◆ **DATA PROVIDED**
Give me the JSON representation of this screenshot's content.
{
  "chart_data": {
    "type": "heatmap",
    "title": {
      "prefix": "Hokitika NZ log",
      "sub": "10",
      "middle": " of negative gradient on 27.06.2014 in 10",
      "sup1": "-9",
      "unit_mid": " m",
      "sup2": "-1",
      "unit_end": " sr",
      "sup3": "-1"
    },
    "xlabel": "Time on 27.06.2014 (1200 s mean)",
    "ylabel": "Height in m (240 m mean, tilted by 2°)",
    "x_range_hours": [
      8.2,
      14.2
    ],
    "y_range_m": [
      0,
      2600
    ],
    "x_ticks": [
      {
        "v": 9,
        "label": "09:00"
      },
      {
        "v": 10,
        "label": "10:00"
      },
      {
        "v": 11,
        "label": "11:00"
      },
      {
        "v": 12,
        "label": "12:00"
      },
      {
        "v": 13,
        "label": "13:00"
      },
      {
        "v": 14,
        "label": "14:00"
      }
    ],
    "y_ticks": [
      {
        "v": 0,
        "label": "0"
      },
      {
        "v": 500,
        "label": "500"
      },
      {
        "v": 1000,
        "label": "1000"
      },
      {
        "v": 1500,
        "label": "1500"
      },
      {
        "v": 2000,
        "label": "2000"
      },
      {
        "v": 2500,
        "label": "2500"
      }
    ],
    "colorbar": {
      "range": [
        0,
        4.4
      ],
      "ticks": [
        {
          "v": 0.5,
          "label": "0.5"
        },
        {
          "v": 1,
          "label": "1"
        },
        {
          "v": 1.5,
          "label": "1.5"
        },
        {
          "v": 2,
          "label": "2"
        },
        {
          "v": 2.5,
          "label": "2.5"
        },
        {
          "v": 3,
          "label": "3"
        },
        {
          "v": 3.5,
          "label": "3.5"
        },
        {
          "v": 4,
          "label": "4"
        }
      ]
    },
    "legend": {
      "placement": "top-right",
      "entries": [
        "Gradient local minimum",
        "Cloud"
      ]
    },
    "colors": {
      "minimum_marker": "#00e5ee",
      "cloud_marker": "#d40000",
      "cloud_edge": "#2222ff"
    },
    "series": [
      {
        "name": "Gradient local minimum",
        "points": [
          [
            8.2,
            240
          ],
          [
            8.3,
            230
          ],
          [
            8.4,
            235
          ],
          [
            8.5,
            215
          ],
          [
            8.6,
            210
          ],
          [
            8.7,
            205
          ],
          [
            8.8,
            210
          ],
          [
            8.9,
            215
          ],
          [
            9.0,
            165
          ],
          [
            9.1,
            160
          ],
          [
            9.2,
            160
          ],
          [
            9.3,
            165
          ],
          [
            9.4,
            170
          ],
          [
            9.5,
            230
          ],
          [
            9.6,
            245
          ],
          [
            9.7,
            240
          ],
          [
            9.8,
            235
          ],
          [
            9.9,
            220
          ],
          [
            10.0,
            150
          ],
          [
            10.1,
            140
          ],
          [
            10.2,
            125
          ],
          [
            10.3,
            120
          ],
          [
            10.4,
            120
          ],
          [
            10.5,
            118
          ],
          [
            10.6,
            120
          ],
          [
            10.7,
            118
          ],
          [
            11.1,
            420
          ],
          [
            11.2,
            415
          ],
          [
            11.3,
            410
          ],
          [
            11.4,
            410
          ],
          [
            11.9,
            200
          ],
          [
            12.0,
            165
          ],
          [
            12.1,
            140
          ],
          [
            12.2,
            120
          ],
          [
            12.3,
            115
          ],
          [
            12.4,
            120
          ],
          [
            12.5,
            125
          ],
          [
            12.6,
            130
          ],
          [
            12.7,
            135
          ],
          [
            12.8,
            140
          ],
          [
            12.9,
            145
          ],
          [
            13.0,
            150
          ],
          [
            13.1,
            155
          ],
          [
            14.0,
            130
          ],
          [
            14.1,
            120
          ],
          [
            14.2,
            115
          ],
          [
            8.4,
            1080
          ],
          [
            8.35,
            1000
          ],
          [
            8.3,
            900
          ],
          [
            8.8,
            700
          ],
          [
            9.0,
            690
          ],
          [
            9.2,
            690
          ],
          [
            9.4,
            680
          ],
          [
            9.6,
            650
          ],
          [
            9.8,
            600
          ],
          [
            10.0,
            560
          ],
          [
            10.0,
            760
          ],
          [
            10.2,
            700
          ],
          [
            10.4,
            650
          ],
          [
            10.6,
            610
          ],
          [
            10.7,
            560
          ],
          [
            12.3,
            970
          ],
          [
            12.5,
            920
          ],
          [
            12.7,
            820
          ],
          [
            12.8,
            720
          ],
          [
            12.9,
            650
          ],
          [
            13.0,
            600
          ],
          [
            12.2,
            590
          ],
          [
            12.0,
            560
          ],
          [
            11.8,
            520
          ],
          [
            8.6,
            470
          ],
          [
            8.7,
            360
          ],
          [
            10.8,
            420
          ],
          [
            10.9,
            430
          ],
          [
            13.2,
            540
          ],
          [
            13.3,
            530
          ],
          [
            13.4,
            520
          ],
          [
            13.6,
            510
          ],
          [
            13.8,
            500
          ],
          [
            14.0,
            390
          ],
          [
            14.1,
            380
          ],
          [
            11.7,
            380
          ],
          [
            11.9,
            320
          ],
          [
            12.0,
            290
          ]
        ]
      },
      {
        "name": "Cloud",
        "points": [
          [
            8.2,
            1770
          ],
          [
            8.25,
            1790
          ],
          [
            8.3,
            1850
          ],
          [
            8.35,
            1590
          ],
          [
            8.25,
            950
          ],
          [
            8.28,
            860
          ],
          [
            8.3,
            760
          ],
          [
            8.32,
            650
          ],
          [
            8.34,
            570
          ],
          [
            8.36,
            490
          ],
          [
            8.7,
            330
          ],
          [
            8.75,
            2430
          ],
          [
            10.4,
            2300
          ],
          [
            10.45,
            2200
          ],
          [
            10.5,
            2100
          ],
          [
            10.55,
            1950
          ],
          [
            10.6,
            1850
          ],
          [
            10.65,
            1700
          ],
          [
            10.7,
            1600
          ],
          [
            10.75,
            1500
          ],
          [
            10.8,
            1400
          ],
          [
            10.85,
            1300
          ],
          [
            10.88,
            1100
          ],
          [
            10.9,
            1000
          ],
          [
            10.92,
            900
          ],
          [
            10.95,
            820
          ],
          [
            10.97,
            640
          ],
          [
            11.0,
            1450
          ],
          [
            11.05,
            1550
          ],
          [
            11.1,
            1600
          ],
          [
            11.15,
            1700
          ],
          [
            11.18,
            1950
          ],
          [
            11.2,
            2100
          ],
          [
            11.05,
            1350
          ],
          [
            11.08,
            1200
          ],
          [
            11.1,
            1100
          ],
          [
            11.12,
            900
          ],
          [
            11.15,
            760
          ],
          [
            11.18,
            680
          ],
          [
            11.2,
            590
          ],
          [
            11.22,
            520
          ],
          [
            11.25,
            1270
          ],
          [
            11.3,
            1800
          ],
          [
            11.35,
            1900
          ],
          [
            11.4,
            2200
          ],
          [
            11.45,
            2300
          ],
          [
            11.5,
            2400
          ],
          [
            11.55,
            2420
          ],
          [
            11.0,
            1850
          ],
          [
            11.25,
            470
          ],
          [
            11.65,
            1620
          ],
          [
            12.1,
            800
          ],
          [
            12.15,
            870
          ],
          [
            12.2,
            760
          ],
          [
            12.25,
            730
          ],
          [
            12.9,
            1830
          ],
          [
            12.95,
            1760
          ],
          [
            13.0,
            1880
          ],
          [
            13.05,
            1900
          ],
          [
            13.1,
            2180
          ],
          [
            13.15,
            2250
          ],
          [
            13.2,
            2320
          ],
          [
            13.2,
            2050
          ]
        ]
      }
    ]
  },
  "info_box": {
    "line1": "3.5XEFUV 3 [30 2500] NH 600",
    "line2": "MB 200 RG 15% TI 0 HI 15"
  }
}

◆ **GOAL**
Note how many lines in the listing above hold the string "mean", then give only that figure.

◆ **FULL RESPONSE**
2